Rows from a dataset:
>> Start
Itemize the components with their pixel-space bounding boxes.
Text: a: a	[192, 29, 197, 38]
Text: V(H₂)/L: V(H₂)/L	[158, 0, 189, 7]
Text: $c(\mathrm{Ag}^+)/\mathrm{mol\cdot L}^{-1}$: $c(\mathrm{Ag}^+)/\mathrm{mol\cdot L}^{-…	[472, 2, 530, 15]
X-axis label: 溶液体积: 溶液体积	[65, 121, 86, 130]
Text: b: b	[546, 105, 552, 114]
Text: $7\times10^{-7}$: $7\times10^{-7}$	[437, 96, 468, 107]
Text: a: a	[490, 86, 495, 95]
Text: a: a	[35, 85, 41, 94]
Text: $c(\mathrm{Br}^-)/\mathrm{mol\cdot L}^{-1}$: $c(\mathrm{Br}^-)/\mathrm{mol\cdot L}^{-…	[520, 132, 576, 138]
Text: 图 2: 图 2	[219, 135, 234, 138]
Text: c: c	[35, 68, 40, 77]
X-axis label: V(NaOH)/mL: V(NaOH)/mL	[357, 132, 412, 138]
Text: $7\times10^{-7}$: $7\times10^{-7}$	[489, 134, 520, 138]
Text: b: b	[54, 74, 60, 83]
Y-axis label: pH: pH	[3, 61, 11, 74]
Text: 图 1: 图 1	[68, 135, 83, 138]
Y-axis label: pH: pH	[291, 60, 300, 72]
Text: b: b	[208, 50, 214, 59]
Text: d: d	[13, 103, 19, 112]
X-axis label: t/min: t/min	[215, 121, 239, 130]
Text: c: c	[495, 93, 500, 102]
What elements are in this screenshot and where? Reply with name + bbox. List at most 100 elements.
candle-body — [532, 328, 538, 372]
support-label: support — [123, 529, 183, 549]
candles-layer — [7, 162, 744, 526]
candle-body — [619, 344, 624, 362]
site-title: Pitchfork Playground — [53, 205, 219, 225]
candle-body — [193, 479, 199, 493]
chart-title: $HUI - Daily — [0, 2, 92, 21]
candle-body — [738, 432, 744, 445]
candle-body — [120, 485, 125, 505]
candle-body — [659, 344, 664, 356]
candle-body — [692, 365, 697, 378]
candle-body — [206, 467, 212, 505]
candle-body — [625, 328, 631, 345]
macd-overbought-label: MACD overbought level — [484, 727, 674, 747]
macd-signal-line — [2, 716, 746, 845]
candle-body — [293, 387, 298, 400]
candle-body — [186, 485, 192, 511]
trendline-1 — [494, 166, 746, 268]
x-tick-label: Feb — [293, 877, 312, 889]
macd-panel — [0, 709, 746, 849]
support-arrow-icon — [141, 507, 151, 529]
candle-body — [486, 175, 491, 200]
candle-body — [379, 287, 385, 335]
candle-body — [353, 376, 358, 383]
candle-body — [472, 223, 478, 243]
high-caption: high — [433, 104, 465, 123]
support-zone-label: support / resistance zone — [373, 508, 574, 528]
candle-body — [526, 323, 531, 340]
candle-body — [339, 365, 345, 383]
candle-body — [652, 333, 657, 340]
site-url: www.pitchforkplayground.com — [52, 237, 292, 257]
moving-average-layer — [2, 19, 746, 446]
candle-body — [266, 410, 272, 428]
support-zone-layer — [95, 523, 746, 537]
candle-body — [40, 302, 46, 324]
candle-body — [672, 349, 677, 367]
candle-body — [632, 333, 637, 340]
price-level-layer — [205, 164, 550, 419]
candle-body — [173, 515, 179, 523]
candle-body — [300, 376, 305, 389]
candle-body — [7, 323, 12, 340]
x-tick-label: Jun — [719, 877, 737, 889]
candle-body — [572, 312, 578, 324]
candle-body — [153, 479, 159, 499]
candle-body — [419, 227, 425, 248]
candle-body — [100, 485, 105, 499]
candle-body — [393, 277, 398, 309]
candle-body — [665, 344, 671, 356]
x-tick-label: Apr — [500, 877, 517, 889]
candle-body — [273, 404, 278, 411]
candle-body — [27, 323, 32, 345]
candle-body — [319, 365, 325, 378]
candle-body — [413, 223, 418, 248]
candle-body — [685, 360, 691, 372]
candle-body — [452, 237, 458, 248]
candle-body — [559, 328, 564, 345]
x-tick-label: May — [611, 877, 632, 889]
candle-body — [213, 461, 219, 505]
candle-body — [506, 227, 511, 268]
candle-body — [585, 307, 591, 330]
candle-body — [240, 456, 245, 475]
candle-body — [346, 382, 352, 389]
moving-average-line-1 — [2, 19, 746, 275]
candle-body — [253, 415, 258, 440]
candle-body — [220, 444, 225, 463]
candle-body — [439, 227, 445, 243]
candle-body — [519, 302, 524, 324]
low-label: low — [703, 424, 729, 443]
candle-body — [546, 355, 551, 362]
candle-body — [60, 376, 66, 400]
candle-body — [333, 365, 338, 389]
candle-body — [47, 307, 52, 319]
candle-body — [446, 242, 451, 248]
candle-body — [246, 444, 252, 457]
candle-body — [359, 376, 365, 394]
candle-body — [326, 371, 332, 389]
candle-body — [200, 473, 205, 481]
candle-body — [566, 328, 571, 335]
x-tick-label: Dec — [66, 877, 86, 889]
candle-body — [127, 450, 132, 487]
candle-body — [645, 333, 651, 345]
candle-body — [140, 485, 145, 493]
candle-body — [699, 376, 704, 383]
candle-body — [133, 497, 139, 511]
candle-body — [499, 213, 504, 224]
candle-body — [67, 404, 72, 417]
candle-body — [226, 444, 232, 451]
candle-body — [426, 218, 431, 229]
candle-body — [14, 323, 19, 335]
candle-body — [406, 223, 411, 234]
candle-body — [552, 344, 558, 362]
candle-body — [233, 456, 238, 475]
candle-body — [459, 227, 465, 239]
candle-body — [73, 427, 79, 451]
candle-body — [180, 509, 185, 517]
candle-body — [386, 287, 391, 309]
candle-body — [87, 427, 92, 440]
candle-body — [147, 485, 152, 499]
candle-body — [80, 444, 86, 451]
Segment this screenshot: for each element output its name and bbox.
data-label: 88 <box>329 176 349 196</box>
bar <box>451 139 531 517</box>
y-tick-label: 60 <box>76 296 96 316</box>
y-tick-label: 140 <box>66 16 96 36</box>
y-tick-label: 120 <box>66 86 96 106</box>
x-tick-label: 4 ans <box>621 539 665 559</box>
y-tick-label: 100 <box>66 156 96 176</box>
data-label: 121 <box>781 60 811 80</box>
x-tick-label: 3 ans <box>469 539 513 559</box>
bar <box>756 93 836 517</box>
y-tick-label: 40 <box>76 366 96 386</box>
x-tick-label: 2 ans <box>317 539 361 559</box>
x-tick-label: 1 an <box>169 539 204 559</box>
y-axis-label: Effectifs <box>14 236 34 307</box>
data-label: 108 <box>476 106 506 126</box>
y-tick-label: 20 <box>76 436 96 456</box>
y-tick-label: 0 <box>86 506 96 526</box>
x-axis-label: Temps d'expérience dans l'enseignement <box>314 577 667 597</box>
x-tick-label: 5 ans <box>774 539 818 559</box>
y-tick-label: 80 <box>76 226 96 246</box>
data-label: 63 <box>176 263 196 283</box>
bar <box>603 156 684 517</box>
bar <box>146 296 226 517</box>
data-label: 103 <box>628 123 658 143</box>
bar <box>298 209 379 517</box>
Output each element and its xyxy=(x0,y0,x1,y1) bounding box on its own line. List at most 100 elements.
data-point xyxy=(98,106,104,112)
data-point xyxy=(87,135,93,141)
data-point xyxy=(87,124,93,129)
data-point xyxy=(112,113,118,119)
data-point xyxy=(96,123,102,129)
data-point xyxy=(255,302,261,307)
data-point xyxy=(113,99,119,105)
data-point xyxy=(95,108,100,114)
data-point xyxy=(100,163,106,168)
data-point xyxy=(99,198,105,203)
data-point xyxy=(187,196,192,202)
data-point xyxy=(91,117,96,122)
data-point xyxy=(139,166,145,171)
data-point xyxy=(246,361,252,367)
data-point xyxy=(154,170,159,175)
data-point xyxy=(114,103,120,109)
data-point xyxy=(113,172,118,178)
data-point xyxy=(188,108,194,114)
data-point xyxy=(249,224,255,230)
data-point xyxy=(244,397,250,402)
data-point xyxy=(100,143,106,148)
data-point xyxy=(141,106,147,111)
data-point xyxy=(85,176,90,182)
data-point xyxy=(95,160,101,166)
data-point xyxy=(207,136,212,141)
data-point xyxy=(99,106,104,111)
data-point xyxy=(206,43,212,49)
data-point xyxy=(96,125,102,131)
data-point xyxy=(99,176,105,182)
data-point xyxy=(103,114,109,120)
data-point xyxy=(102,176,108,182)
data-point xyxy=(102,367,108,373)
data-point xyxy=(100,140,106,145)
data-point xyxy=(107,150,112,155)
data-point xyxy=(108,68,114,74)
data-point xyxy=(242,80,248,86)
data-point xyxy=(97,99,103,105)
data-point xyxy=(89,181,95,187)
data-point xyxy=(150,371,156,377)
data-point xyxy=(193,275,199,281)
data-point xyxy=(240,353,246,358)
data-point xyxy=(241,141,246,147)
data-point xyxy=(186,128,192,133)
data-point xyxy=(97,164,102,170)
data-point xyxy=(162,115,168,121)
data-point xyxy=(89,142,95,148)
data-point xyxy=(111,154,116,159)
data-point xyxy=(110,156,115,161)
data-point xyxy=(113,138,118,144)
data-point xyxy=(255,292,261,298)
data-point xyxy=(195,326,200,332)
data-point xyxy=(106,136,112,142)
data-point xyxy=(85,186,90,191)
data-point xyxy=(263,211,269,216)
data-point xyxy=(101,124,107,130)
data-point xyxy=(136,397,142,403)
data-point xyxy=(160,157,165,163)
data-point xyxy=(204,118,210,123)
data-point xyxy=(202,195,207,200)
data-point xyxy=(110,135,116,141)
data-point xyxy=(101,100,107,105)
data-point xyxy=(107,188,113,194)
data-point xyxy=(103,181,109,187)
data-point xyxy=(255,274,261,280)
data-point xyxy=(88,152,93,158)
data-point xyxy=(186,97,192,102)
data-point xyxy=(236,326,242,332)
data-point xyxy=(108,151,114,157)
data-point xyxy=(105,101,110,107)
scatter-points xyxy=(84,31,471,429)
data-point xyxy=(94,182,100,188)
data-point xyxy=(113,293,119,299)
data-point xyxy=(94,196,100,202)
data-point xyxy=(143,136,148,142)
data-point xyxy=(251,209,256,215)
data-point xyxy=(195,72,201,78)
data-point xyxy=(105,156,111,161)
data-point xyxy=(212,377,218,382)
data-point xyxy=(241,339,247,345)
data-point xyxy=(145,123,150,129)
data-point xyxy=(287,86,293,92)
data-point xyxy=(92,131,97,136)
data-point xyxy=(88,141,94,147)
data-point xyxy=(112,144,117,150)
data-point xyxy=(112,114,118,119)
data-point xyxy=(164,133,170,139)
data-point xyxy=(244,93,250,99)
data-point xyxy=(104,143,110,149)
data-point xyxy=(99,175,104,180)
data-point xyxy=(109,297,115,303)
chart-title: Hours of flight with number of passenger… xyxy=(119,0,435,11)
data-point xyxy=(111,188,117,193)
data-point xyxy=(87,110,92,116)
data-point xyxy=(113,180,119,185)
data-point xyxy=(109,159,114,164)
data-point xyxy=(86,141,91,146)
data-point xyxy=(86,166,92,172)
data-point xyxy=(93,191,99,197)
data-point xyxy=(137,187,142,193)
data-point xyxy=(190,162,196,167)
>> End
◆ **What to do**:
Copy the entries from the start of the records through the line containing "105, 552, 114]", inclusive, swapping "Text" for "Label" and leaving everything else unchanged.

◆ **Solution to the problem**:
Itemize the components with their pixel-space bounding boxes.
Label: a: a	[192, 29, 197, 38]
Label: V(H₂)/L: V(H₂)/L	[158, 0, 189, 7]
Label: $c(\mathrm{Ag}^+)/\mathrm{mol\cdot L}^{-1}$: $c(\mathrm{Ag}^+)/\mathrm{mol\cdot L}^{-…	[472, 2, 530, 15]
X-axis label: 溶液体积: 溶液体积	[65, 121, 86, 130]
Label: b: b	[546, 105, 552, 114]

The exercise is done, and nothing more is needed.